→ **GIVEN EXERCISE**: Continue the passage on taxes and the non-aggression principle, picking up right after its final sentence.

→ **TEXT SHOWN**:

•••

I do get the feeling that he is leaning more toward the latter, but I would not be surprised if it was the former instead.

Second, he does mention, in all the mass of words, a line-item veto for taxpayers [...] That is the point I choose to address, because while I find many of his ideas incorrect, I find this one particularly easy to refute, yet attractive sounding before any analysis is performed.

This is why I think you didn't comprehend him. He is clearly not advocating that a line-item veto on tax forms should exist, so showing that that would be a stupid idea does not refute him at all. If he is really an anarchist as you suspect, he wouldn't be advocating that tax forms exist at all. But he's not directly advocating for anarchism or the abolition of all taxes there, or the modification of any tax system. He's saying that if a supposed libertarian principle, non-aggression, were taken seriously, then you would be able to elect not to pay for people to do things you don't want anybody doing, like rounding up and "reeducating" gays. In reality, that would happen because you wouldn't have any taxes at all. But if he just said "what if I don't want to pay taxes", there would be a bunch of predictable responses along the lines of "so you don't like having roads, schools, police protection, etc?"

I think it's pretty obvious that to be clear that he's not complaining about having to pay money for things he likes getting, he's positing a hypothetical reprehensible program doing terrible things that nobody should be doing, and saying "What if I don't want to fund just that in particular? What if I play along with the state on everything else, I'm not a general tax protestor, I'm happy to pay for roads and schools and stuff, but I just don't want to pay to have gay people brainwashed? What if I don't want that to happen and I don't want to be coerced into helping make it happen?" And then pointing out that he doesn't get that choice, and that that is in violation of the non-aggression principle: he can be aggressively forced to pay to have terrible things done to people, and that's perfectly legitimate according to any statist philosophy, so non-aggression entails the rejection of states.

Which is either an argument against non-aggression or an argument against states, depending on which branch of the resultant fork you choose. His argument only has the conclusion that such a choice is necessary; the two are not mutually compatible.

•••

→ **DATA SUPPLIED**:

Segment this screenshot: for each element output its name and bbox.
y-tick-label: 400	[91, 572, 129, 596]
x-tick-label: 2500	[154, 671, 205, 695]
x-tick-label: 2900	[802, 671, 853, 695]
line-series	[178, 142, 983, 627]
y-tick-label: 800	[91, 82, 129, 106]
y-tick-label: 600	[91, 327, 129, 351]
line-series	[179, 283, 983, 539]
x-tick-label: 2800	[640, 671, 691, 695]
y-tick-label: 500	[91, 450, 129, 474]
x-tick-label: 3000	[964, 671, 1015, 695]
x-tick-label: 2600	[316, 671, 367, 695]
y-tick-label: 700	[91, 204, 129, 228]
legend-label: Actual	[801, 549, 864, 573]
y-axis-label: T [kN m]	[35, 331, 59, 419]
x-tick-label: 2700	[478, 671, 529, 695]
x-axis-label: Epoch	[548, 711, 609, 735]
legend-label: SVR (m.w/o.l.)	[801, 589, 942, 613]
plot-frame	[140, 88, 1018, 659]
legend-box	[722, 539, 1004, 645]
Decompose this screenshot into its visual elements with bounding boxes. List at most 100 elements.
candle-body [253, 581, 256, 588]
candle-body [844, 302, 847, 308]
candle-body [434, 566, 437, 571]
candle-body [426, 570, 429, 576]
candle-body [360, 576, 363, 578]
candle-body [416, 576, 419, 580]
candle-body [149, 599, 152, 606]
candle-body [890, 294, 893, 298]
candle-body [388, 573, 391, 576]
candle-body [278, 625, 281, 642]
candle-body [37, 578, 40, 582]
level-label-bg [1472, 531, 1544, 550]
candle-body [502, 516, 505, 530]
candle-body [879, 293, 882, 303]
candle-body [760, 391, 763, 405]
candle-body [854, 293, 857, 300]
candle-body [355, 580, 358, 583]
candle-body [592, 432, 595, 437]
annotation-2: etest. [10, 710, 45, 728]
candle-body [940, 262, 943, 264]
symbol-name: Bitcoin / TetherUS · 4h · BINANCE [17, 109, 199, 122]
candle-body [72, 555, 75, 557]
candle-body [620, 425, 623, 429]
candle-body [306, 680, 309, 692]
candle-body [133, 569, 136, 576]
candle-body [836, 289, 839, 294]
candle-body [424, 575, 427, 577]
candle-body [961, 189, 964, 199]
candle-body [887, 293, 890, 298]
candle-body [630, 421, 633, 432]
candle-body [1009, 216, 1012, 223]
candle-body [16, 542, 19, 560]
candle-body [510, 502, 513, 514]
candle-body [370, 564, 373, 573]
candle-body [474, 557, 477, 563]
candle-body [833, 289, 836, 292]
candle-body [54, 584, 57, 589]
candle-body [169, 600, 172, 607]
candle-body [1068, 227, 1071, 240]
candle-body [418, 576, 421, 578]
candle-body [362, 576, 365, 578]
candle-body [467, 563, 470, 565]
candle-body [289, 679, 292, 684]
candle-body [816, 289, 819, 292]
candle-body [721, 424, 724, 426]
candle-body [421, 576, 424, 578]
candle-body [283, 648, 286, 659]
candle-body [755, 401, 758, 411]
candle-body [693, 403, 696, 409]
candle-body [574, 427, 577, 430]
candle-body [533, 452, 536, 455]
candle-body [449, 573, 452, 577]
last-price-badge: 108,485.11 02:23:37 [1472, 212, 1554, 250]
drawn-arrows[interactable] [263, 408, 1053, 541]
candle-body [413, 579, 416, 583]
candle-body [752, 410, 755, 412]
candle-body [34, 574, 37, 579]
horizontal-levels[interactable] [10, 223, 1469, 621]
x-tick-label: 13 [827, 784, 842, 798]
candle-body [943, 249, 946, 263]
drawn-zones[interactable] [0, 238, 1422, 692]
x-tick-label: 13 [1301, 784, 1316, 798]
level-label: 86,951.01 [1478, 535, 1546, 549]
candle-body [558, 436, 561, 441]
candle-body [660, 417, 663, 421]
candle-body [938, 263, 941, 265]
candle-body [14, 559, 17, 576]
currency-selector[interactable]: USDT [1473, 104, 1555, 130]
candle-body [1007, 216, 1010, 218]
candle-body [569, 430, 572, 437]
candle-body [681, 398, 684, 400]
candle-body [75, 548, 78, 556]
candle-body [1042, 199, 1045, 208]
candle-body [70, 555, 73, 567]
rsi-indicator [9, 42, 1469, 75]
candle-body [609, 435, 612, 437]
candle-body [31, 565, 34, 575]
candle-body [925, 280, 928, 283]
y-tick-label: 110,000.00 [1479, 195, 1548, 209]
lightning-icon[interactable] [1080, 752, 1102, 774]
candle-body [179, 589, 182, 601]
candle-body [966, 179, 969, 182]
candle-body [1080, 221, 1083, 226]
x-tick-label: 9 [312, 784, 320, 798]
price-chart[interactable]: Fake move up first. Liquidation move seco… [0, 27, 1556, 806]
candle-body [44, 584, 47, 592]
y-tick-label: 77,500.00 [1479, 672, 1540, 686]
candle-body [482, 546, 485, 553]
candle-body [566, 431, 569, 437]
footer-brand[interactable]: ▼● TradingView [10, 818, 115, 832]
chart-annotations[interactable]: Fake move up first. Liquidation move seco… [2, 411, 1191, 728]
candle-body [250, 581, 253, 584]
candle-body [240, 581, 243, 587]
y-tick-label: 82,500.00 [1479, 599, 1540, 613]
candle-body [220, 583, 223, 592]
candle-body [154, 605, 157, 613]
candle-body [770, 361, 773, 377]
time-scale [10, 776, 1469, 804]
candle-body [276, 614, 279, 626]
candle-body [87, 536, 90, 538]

•••

→ **EXERCISE ANSWER**:
Comment Re:its terrible (Score 1) 257

You're absolutely right that Marx himself, Marxism per se, is all about the economics; that's why there's the adjective "cultural" marking this as a different thing, and why I described it as applying a "Marxist paradigm" to a different subject matter than Marx himself did; specifically, the paradigm of class conflict and class consciousness. I'm still not defending the concept here mind you, just elucidating what I've seen other people use, but to that end, a frequent example I see of a movement accused of "cultural Marxism" is modern feminism: the accusation is that rather than being subsumed as a special case of liberalism and egalitarianism, arguing only that no individual woman should be specially excepted from the same rules and standards that apply to all individual men, modern feminism instead constructs women as a class as being oppressed by men as a class ("Patriarchy"), and positions itself as the advocate for the former side in that class conflict.

Who the supposed upper and lower classes are supposed to be in each such supposed class conflict looks pretty obvious to me (and I listed a bunch of examples before), but as for how exactly the upper class is supposed to be oppressing or exploiting the lower class in each of those conflicts, you'd have to ask someone concerned with that particular conflict. In any case it's generally not the strict economic exploitation of literal Marxism, between owners and workers, as it's not literal Marxism, but rather (supposedly) the application of some Marxist paradigms to other subjects besides economics.

Comment Split ticket turned out Democratic (Score 1) 551

I always vote a split ticket in every election, in the sense that I never just pick a party and vote for everyone in that party. I research all the candidates independent of their party affiliation, and if there are two candidates I can't decide between at all, I try to vote for the one belonging to a party I haven't cast many votes for yet. I also try to vote for third parties if there's a toss-up between a major party candidate and a third-party candidate.

I was very disappointed this election to find that there were no third-party candidates on my ballot, most of the Democrat and Republican candidates agreed on almost all points almost none of which were of much interest to me, almost nobody had any actually interesting ideas beyond the usual "bad things are bad and I will stand against them!" rhetoric, and the few who did — all Republicans, surprisingly — also had some other horrendous position that I couldn't in good conscience get behind.

So in the end I wound up voting a depressingly straight Democratic ticket, not because any of the Democratic candidates actually sounded good, but just because they tended to run marginally less bad than the Republican candidates that were my only other choices.

It's like I went to a restaurant and the only menu items were a cheddar cheeseburger with pickles or a jack cheeseburger with jalapeños... and well, what I really wanted to get was chicken strips, but if I have to have a burger... well jack sounds more interesting than cheddar but I can't really stomach jalapeños, so I guess I'll have the cheddar burger? Meh.

Comment Re:no dimocrats (Score 1) 551

Apparently you read but didn't comprehend, because they weren't arguing that a line-item tax veto should be the case, but pointing out that states, unlike any other organization, can force you to do things like involuntarily fund a program you find morally abhorrent, using any force up to and including shooting you dead that they deem necessary to do this. And that consequently, people who take non-aggression seriously tend to become effectively anarchists.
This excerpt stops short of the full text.